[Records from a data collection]

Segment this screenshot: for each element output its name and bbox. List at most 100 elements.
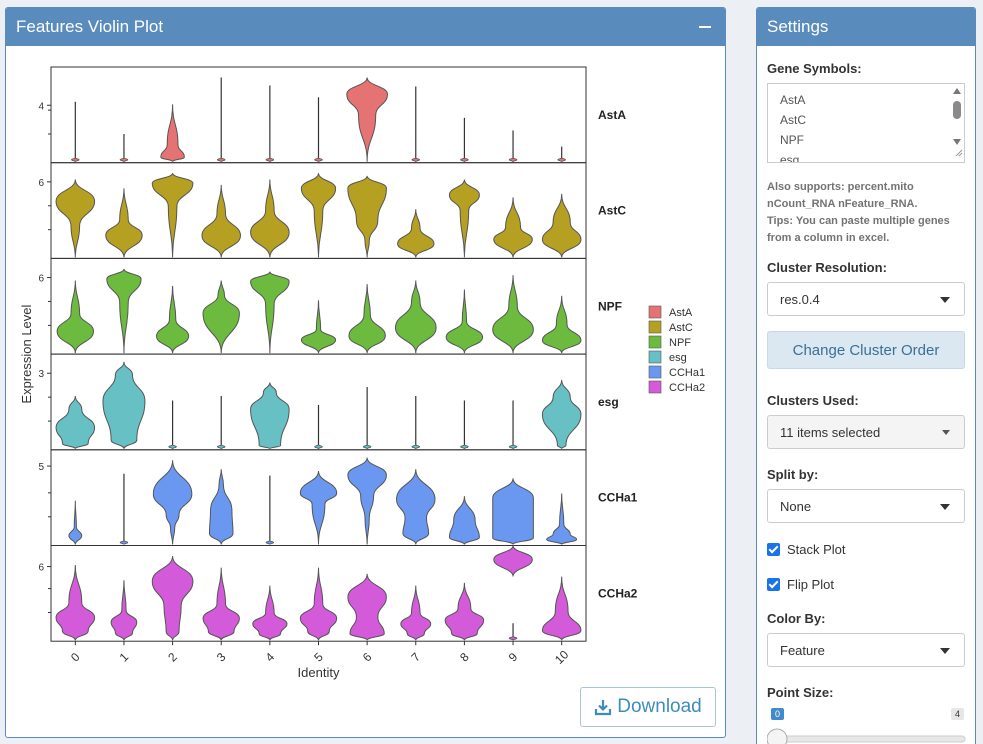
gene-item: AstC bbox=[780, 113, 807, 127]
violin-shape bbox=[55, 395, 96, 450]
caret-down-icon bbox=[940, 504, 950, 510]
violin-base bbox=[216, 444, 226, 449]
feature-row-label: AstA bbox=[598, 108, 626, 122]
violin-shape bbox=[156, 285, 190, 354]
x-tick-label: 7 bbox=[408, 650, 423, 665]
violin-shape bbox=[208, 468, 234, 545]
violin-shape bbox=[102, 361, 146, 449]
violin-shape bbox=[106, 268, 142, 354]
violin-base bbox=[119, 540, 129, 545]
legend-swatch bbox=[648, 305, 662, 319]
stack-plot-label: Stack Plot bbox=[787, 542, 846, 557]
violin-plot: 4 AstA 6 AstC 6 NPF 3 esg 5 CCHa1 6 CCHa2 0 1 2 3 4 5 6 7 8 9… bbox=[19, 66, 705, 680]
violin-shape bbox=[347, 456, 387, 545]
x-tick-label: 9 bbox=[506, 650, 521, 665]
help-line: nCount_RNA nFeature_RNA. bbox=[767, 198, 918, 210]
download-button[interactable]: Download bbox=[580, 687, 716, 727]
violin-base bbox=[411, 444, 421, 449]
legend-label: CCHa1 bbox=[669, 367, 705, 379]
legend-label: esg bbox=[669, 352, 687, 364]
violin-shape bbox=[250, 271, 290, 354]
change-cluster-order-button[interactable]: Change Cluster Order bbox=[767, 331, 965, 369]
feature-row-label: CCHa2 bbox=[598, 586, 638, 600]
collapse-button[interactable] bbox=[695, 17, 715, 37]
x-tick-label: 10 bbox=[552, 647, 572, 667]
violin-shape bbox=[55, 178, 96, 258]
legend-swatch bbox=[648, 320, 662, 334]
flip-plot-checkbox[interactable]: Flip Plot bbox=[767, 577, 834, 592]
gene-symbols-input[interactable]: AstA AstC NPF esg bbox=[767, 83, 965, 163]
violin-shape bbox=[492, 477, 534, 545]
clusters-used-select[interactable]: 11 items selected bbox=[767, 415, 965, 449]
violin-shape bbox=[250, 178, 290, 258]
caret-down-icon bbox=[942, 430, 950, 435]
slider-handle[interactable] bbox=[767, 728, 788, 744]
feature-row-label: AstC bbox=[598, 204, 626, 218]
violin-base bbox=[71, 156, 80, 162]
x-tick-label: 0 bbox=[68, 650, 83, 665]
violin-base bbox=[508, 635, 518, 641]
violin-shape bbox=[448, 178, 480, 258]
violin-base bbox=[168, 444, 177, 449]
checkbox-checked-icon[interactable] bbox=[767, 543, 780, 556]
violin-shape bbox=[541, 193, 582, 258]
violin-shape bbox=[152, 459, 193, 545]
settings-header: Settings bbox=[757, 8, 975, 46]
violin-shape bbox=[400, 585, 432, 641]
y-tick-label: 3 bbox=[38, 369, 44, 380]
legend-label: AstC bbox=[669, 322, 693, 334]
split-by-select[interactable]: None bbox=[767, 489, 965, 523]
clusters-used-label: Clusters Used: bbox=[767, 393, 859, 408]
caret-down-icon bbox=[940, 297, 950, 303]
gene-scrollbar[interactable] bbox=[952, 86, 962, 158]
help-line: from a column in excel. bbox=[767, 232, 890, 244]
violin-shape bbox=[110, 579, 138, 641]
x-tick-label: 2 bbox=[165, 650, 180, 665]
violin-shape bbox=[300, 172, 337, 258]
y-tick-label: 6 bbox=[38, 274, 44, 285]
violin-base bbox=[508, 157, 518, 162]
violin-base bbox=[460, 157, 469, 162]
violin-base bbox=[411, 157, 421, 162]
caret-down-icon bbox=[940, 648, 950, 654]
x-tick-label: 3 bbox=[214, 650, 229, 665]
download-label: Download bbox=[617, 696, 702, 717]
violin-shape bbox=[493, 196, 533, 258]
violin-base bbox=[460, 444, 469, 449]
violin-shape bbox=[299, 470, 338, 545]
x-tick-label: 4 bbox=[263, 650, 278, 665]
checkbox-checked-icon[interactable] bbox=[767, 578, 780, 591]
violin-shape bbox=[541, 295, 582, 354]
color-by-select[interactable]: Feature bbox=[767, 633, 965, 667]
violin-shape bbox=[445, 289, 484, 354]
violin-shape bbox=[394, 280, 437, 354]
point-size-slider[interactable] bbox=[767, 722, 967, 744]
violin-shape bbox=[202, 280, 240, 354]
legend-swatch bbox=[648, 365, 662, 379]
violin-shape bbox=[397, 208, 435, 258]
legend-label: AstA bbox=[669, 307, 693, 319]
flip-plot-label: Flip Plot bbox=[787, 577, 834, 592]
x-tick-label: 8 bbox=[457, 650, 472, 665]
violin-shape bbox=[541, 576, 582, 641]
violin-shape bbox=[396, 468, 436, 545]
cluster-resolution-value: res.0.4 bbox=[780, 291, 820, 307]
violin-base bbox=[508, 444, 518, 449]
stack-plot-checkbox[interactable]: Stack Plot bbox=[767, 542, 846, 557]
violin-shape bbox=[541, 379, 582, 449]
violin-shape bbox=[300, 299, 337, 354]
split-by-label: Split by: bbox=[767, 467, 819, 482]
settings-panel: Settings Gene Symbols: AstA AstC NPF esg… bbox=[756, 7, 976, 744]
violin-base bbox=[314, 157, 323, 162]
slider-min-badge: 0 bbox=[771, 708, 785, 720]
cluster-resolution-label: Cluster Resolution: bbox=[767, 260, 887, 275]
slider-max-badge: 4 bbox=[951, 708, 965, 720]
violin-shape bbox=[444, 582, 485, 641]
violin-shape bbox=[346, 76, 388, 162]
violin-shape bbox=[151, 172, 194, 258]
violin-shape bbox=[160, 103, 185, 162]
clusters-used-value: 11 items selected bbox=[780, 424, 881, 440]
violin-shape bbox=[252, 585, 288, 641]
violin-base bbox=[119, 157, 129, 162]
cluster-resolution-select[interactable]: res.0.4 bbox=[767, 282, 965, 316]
--
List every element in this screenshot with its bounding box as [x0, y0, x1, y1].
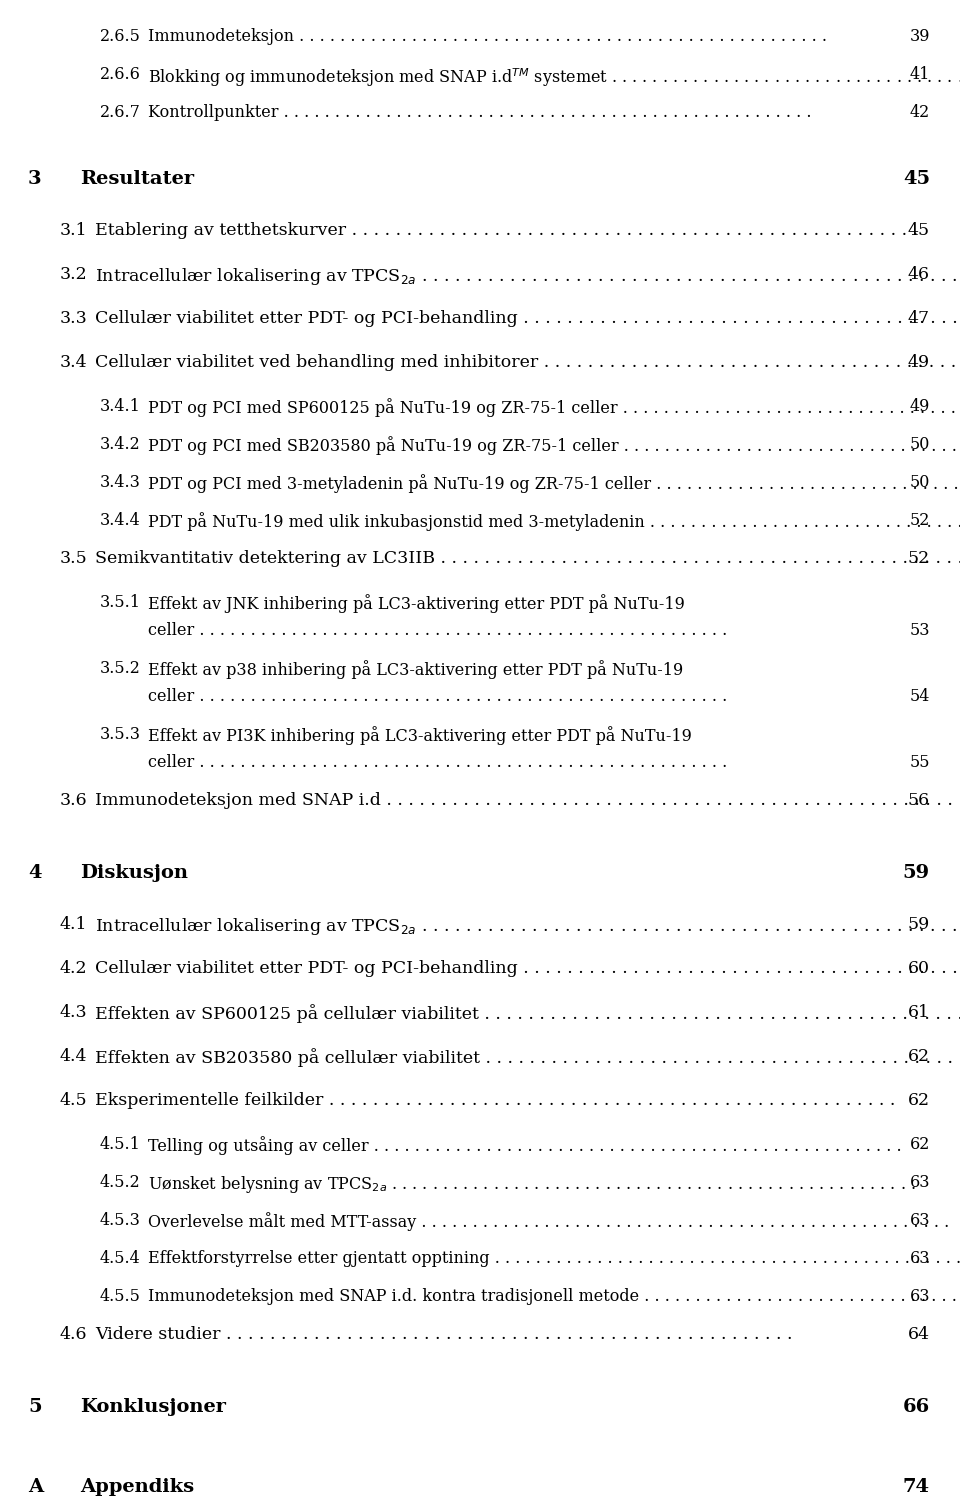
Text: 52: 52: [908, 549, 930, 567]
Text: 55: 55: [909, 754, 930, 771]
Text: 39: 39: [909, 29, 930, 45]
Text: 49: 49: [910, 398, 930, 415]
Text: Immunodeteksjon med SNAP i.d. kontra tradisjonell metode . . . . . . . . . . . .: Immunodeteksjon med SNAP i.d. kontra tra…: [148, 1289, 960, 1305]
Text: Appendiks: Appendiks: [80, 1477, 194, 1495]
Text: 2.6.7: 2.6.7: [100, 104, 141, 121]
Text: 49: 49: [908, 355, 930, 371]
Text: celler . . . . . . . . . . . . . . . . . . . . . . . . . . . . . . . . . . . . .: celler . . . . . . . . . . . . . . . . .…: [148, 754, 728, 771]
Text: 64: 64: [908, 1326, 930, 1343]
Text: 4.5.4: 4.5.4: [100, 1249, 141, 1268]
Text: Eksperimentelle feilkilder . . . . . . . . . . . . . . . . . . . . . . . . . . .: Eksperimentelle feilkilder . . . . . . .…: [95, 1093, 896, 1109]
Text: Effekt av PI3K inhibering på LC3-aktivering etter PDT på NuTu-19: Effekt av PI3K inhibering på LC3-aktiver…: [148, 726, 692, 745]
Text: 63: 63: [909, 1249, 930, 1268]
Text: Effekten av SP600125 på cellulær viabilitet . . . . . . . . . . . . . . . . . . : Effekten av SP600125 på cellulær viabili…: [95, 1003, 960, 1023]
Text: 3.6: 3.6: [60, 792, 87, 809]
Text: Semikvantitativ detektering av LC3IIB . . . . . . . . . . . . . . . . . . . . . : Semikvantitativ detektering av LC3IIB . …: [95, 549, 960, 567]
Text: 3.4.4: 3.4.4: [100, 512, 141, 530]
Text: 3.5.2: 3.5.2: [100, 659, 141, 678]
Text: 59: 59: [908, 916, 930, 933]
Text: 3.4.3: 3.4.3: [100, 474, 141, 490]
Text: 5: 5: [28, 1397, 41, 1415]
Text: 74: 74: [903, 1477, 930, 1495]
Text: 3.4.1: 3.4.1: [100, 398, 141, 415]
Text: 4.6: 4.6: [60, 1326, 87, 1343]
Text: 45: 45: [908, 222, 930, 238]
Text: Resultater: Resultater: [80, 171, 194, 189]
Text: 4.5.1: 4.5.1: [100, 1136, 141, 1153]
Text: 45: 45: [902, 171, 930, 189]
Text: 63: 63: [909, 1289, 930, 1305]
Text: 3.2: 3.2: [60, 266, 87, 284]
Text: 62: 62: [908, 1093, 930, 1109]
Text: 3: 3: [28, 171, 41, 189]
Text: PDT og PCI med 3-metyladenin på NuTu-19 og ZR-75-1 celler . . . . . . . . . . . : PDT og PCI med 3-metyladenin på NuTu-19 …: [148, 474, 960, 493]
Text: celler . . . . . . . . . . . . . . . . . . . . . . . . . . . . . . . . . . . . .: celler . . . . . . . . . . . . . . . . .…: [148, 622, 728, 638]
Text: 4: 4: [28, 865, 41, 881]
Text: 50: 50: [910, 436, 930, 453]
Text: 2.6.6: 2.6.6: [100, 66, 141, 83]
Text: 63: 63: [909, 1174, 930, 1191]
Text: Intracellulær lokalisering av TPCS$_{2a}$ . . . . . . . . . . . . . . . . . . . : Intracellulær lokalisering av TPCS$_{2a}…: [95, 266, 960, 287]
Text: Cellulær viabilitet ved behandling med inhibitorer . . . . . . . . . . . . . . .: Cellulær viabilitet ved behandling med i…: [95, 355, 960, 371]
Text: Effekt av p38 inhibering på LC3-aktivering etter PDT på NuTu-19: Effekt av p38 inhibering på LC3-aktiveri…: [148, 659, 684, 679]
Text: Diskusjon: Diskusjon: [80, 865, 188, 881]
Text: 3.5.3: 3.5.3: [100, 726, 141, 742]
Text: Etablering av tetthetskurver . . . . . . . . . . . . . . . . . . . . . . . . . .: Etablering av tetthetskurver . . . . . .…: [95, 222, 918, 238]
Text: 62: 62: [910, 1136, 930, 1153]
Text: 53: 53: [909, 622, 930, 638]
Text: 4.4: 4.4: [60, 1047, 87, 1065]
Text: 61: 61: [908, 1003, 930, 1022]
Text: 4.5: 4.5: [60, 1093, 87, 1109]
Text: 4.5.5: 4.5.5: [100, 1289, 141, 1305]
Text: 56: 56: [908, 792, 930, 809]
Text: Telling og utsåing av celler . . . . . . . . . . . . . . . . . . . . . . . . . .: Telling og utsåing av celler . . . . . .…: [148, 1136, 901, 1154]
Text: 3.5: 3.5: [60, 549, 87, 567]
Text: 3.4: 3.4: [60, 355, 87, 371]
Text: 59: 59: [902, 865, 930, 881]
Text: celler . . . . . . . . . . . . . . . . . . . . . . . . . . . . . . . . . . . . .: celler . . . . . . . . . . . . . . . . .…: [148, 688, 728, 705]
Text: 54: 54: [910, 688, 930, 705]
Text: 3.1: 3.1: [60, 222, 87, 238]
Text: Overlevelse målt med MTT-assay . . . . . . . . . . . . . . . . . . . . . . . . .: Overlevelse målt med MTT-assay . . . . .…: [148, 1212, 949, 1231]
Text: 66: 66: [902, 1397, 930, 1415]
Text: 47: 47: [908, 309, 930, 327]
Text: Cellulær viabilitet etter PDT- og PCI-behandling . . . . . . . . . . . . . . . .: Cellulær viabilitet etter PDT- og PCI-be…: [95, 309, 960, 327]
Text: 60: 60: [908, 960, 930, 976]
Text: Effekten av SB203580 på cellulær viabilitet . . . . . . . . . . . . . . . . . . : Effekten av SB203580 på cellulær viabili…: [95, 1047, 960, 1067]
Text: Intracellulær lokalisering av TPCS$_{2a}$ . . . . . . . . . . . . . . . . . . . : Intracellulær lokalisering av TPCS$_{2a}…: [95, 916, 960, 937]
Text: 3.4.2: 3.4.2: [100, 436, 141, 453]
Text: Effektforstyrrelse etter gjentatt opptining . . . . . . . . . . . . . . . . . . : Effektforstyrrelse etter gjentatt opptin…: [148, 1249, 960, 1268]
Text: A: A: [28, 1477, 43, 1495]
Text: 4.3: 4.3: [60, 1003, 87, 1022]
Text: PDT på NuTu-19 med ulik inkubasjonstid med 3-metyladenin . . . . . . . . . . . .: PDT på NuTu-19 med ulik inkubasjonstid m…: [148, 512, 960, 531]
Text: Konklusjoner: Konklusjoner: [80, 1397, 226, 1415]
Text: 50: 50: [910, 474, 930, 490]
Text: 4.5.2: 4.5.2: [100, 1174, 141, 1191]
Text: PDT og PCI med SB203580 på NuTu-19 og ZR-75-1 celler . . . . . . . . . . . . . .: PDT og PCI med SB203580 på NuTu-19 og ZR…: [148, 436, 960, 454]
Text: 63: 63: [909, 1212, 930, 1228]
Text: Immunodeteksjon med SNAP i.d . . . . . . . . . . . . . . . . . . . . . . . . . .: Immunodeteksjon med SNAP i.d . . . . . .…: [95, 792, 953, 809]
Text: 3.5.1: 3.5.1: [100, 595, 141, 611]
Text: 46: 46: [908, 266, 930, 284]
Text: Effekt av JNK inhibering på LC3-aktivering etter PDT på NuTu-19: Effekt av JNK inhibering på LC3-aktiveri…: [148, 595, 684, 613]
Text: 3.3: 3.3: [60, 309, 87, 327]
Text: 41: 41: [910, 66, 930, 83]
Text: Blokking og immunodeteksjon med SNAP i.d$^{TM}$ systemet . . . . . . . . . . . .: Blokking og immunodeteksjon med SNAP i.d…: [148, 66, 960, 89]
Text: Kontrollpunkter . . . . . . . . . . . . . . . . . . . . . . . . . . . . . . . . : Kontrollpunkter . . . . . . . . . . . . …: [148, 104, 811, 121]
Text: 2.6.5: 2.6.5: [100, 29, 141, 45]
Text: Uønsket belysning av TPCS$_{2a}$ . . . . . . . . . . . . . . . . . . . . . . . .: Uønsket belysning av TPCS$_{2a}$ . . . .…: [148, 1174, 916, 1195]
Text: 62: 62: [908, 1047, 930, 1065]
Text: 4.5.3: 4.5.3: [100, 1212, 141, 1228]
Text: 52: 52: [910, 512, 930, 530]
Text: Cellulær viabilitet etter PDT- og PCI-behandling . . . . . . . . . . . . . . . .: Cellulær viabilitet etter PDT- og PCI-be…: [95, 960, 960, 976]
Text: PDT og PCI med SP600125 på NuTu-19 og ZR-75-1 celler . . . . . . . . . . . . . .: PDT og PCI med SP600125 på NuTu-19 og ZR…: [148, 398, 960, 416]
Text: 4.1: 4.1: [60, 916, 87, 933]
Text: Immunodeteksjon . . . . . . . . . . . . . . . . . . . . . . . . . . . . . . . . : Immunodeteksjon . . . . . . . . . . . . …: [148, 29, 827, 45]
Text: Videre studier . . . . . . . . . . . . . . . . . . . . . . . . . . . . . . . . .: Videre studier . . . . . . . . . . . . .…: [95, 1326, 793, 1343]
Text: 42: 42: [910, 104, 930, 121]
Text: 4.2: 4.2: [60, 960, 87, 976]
==
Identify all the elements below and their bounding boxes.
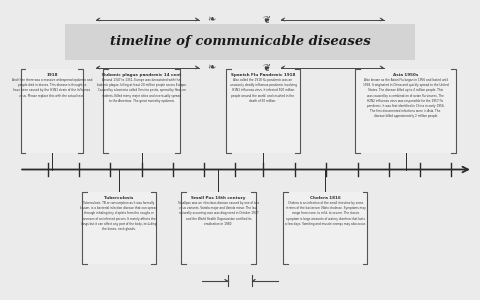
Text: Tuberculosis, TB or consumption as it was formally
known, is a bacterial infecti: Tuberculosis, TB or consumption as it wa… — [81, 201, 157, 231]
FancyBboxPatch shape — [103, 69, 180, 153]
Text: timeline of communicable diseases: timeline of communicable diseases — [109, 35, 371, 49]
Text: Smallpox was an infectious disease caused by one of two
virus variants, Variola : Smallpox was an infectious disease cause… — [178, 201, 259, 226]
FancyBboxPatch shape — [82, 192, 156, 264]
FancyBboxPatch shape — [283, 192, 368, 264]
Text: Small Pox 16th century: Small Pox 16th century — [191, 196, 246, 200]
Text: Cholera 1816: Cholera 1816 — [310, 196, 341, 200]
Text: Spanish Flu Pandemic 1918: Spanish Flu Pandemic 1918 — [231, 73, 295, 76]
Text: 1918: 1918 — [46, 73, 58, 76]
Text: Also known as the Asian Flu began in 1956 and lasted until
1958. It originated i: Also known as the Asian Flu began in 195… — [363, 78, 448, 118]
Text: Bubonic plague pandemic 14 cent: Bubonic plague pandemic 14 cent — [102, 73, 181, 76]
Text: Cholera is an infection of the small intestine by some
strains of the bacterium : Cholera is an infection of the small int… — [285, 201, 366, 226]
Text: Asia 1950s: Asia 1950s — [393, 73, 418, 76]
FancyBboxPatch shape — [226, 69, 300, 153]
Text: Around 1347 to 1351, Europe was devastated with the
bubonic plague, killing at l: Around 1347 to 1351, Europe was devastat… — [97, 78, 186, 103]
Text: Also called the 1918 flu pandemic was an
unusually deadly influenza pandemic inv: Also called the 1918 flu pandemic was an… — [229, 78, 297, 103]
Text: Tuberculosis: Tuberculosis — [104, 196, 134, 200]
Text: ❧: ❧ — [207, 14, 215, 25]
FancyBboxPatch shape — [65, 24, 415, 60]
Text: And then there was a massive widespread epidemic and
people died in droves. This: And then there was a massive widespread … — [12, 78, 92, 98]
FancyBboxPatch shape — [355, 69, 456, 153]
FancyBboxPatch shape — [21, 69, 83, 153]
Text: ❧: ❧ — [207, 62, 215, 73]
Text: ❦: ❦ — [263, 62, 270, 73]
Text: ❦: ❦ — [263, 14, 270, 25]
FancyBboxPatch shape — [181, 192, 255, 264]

__WORK TO COMPLETE__
Where does the string "help" occur in the data above? Copy every line that holds it.

__FINAL ANSWER__
help-line: nCount_RNA nFeature_RNA. bbox=[767, 198, 918, 210]
help-line: from a column in excel. bbox=[767, 232, 890, 244]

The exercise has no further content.